### [EXERCISE DIRECTIONS]
Copy the items word for word, from the very first line down through the line that contains "unit-price: 1 x", with both ends included.

* * * *

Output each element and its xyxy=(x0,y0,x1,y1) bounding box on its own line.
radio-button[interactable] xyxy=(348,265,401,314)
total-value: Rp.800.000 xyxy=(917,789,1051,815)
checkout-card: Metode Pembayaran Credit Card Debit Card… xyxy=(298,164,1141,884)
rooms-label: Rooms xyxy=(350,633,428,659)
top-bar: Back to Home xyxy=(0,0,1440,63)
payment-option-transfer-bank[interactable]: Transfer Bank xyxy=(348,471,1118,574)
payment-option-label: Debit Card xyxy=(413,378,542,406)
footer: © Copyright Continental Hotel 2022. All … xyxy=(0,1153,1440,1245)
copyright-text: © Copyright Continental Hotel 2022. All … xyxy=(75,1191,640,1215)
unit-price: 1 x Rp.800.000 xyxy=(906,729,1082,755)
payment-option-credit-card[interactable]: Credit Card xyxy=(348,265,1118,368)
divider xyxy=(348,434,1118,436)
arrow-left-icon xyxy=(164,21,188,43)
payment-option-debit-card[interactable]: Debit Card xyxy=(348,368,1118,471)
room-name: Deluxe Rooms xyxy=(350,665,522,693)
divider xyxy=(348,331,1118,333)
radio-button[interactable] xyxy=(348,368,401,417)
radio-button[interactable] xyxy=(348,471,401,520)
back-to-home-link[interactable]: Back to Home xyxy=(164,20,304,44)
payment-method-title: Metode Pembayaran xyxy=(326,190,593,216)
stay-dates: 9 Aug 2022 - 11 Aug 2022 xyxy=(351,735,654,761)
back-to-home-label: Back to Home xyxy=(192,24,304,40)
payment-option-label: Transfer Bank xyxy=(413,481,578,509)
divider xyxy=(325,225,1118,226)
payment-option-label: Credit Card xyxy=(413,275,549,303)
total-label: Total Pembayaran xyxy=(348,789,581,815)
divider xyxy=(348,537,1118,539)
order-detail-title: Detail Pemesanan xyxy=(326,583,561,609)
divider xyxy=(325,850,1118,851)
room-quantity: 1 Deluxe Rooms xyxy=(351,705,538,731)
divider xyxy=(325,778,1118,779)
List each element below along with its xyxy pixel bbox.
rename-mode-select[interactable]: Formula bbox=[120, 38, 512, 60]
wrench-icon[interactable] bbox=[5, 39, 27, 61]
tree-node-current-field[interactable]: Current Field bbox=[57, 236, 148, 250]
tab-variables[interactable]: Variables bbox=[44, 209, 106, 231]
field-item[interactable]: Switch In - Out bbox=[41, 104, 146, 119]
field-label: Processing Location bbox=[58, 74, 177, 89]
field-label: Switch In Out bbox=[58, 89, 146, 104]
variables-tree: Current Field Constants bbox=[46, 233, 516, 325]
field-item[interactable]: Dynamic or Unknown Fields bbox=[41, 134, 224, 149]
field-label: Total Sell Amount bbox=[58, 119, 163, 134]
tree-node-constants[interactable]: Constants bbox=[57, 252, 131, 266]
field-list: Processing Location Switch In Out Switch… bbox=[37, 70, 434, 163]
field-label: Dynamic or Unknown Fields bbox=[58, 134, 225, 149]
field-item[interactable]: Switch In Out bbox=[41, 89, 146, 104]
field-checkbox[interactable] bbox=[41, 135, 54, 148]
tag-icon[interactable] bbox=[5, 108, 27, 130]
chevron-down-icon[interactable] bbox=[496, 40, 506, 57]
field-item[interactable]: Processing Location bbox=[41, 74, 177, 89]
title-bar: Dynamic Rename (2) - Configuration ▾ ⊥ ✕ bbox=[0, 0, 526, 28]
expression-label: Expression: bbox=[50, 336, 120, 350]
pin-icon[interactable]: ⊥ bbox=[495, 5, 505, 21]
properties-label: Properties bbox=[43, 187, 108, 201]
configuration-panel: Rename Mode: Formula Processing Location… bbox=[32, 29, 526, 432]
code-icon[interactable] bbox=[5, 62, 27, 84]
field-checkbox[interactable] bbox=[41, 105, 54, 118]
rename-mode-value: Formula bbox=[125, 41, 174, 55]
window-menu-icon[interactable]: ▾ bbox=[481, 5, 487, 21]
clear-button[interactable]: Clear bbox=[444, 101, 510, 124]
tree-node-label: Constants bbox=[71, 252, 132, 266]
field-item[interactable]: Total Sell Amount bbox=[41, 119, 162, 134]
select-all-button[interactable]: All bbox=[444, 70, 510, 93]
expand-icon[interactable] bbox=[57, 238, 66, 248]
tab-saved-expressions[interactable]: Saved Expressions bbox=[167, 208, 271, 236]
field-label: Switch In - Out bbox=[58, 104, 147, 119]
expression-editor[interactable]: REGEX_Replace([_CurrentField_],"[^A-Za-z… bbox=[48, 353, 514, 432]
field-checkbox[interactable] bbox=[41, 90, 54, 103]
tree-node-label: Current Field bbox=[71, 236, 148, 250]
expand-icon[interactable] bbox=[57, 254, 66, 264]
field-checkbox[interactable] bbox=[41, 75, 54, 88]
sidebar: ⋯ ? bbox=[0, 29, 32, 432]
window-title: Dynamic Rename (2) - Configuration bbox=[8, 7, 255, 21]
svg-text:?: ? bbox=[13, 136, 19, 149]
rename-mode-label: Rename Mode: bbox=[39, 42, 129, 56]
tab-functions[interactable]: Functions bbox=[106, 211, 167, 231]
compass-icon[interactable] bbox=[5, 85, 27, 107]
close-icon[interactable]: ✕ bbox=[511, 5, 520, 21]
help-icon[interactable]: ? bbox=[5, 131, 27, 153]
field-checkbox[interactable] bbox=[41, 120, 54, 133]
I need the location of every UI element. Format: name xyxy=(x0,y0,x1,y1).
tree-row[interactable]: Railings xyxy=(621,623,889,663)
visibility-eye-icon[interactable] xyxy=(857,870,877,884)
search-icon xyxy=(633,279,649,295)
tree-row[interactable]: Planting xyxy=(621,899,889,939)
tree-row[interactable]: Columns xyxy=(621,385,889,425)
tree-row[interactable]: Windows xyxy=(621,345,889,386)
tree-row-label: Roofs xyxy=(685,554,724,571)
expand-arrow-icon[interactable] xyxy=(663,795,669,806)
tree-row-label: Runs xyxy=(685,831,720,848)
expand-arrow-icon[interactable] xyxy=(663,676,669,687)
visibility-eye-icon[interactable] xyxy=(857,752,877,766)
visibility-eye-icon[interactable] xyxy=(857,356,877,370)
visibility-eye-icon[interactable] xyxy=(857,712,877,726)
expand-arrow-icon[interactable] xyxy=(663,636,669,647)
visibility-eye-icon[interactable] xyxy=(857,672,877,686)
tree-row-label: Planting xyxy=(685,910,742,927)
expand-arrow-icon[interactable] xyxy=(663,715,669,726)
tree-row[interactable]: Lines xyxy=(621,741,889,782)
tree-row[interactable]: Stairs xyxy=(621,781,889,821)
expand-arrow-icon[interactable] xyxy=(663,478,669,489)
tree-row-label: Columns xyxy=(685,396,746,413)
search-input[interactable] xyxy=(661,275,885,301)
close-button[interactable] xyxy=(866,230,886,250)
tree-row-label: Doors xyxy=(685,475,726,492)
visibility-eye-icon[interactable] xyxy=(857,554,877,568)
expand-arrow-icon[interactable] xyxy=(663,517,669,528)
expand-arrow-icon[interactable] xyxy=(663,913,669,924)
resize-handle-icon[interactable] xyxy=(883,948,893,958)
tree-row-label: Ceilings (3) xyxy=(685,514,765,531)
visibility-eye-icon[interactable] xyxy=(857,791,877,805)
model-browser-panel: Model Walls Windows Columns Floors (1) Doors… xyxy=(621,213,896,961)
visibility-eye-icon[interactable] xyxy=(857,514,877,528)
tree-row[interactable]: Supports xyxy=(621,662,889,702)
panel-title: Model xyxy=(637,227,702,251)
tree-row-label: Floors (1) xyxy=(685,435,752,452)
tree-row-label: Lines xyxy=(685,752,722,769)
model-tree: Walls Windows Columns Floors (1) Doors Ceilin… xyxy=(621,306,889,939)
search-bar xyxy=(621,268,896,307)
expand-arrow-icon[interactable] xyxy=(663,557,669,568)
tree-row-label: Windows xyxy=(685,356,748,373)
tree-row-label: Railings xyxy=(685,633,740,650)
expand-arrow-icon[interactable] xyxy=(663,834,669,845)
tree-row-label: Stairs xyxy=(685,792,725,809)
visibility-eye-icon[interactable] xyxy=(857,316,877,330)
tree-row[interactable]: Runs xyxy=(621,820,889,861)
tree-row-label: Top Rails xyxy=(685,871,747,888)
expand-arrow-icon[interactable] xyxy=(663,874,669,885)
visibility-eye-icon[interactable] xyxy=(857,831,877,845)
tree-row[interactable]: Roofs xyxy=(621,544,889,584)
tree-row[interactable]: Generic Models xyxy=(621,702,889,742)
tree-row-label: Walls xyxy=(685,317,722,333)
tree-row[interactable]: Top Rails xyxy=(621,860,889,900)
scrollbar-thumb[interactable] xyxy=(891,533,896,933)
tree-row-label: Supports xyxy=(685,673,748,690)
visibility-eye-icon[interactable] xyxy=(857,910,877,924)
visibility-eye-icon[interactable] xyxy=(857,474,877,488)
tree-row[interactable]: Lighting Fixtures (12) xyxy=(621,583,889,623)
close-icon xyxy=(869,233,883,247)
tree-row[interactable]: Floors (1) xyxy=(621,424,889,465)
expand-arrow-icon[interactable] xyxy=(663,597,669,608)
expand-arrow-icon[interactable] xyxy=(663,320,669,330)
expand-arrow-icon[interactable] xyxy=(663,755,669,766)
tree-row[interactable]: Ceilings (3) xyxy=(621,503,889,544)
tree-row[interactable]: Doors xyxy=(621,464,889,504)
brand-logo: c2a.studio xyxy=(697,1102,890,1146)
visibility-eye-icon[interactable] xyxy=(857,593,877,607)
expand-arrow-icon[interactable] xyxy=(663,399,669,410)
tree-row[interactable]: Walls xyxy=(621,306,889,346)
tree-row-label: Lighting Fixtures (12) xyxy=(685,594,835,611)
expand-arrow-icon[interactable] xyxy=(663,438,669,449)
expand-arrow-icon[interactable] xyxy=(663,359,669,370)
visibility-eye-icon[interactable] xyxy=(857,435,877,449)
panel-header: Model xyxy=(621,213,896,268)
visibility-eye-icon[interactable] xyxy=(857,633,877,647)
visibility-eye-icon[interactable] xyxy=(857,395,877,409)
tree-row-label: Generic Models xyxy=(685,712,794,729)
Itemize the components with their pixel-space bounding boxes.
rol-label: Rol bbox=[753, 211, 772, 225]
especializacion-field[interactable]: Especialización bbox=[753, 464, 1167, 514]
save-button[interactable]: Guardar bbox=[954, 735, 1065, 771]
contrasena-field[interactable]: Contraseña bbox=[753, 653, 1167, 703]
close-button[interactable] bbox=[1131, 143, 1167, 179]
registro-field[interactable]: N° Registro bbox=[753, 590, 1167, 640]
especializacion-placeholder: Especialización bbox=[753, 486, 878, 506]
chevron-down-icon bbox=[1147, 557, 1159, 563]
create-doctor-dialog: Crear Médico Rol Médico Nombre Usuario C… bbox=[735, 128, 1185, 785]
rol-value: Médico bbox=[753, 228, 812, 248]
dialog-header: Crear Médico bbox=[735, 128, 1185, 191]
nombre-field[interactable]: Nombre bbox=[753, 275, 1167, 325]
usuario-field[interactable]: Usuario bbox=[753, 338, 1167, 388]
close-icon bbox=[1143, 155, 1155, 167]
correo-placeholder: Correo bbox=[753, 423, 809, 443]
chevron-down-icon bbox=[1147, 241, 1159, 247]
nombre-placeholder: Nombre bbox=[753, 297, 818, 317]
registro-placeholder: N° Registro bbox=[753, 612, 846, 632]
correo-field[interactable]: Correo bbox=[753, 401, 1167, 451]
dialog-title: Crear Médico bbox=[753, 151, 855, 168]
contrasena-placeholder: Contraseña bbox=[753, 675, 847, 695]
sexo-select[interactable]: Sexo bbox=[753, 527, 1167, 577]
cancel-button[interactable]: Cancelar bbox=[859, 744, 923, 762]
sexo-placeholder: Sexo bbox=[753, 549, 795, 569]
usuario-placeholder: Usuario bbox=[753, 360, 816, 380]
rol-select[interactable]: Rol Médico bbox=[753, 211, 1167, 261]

* * * *

### [THE COMPLETED TASK]
Output each element and its xyxy=(x0,y0,x1,y1) bounding box on its own line.
radio-button[interactable] xyxy=(348,265,401,314)
total-value: Rp.800.000 xyxy=(917,789,1051,815)
checkout-card: Metode Pembayaran Credit Card Debit Card… xyxy=(298,164,1141,884)
rooms-label: Rooms xyxy=(350,633,428,659)
top-bar: Back to Home xyxy=(0,0,1440,63)
payment-option-transfer-bank[interactable]: Transfer Bank xyxy=(348,471,1118,574)
payment-option-label: Debit Card xyxy=(413,378,542,406)
footer: © Copyright Continental Hotel 2022. All … xyxy=(0,1153,1440,1245)
copyright-text: © Copyright Continental Hotel 2022. All … xyxy=(75,1191,640,1215)
unit-price: 1 x Rp.800.000 xyxy=(906,729,1082,755)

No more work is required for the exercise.